(Data in this exercise)
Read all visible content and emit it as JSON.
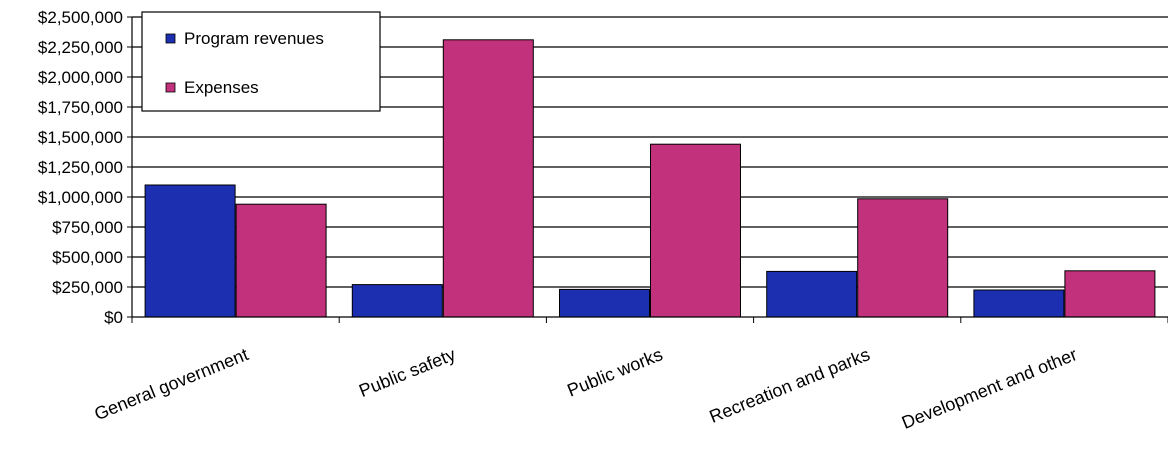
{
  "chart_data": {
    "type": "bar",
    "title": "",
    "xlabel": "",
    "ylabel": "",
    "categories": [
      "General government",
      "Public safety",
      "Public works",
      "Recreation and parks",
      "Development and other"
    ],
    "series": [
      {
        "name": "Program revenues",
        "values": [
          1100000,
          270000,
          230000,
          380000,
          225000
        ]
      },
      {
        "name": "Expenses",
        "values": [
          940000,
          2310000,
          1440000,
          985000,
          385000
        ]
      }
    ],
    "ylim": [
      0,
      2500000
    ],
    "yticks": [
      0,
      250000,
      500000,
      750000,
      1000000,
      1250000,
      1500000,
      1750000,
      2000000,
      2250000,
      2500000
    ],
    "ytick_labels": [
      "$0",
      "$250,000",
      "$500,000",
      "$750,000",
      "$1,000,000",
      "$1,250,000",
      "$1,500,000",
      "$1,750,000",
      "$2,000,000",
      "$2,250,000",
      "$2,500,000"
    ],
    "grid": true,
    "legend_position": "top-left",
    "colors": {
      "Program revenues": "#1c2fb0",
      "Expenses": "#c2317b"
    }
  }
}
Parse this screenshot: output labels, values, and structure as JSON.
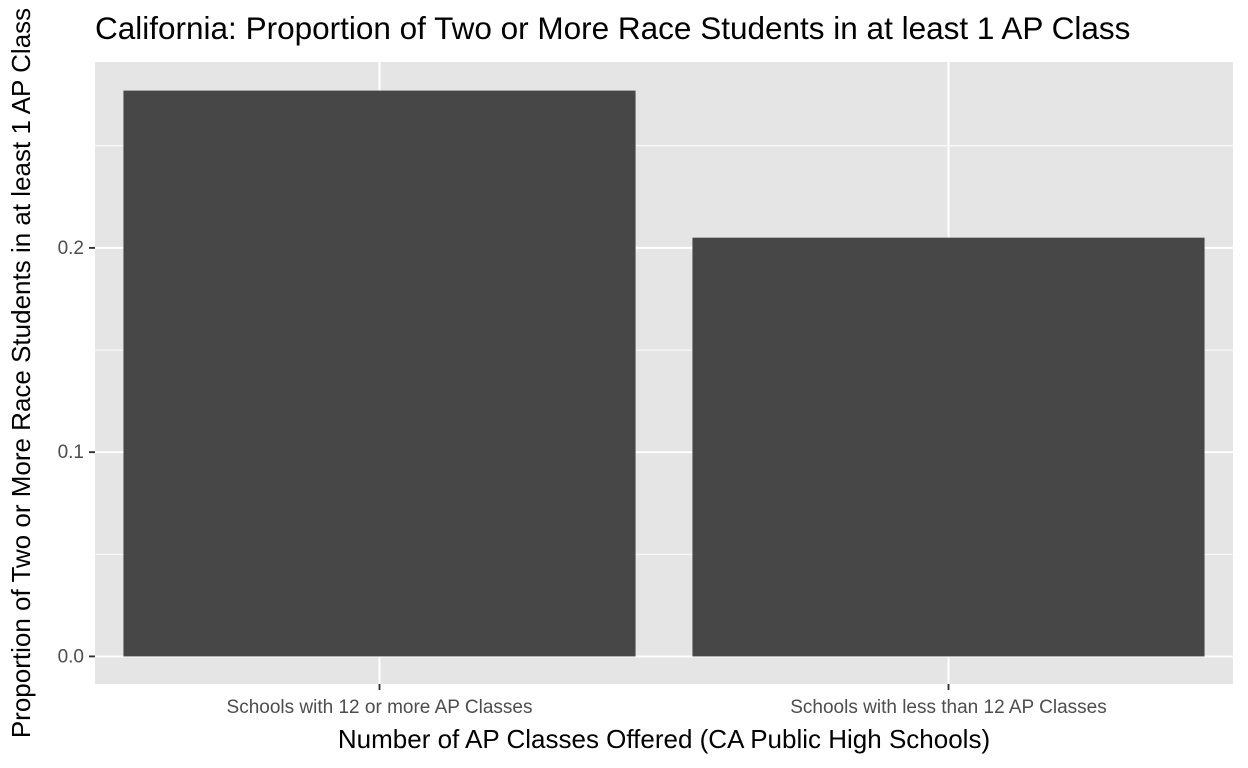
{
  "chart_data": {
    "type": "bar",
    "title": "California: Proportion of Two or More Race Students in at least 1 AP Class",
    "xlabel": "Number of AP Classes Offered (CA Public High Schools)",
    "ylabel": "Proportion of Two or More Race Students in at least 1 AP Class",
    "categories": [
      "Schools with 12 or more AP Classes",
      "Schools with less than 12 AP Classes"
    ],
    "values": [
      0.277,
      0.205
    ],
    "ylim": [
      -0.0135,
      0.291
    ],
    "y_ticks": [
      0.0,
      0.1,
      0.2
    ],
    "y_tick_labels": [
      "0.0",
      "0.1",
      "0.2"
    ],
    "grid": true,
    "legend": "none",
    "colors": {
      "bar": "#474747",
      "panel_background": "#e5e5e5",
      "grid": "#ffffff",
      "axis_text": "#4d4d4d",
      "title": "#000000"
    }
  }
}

(Exercise directions) Transcribe the preceding listing in its entirety and with exact wording, leaving out pictures.

(Written solution)
Read all visible content and emit it as JSON.
{
  "chart_data": {
    "type": "bar",
    "title": "",
    "xlabel": "",
    "ylabel": "",
    "categories": [
      "General government",
      "Public safety",
      "Public works",
      "Recreation and parks",
      "Development and other"
    ],
    "series": [
      {
        "name": "Program revenues",
        "values": [
          1100000,
          270000,
          230000,
          380000,
          225000
        ]
      },
      {
        "name": "Expenses",
        "values": [
          940000,
          2310000,
          1440000,
          985000,
          385000
        ]
      }
    ],
    "ylim": [
      0,
      2500000
    ],
    "yticks": [
      0,
      250000,
      500000,
      750000,
      1000000,
      1250000,
      1500000,
      1750000,
      2000000,
      2250000,
      2500000
    ],
    "ytick_labels": [
      "$0",
      "$250,000",
      "$500,000",
      "$750,000",
      "$1,000,000",
      "$1,250,000",
      "$1,500,000",
      "$1,750,000",
      "$2,000,000",
      "$2,250,000",
      "$2,500,000"
    ],
    "grid": true,
    "legend_position": "top-left",
    "colors": {
      "Program revenues": "#1c2fb0",
      "Expenses": "#c2317b"
    }
  }
}
Parse this screenshot: output labels, values, and structure as JSON.
{
  "chart_data": {
    "type": "bar",
    "title": "California: Proportion of Two or More Race Students in at least 1 AP Class",
    "xlabel": "Number of AP Classes Offered (CA Public High Schools)",
    "ylabel": "Proportion of Two or More Race Students in at least 1 AP Class",
    "categories": [
      "Schools with 12 or more AP Classes",
      "Schools with less than 12 AP Classes"
    ],
    "values": [
      0.277,
      0.205
    ],
    "ylim": [
      -0.0135,
      0.291
    ],
    "y_ticks": [
      0.0,
      0.1,
      0.2
    ],
    "y_tick_labels": [
      "0.0",
      "0.1",
      "0.2"
    ],
    "grid": true,
    "legend": "none",
    "colors": {
      "bar": "#474747",
      "panel_background": "#e5e5e5",
      "grid": "#ffffff",
      "axis_text": "#4d4d4d",
      "title": "#000000"
    }
  }
}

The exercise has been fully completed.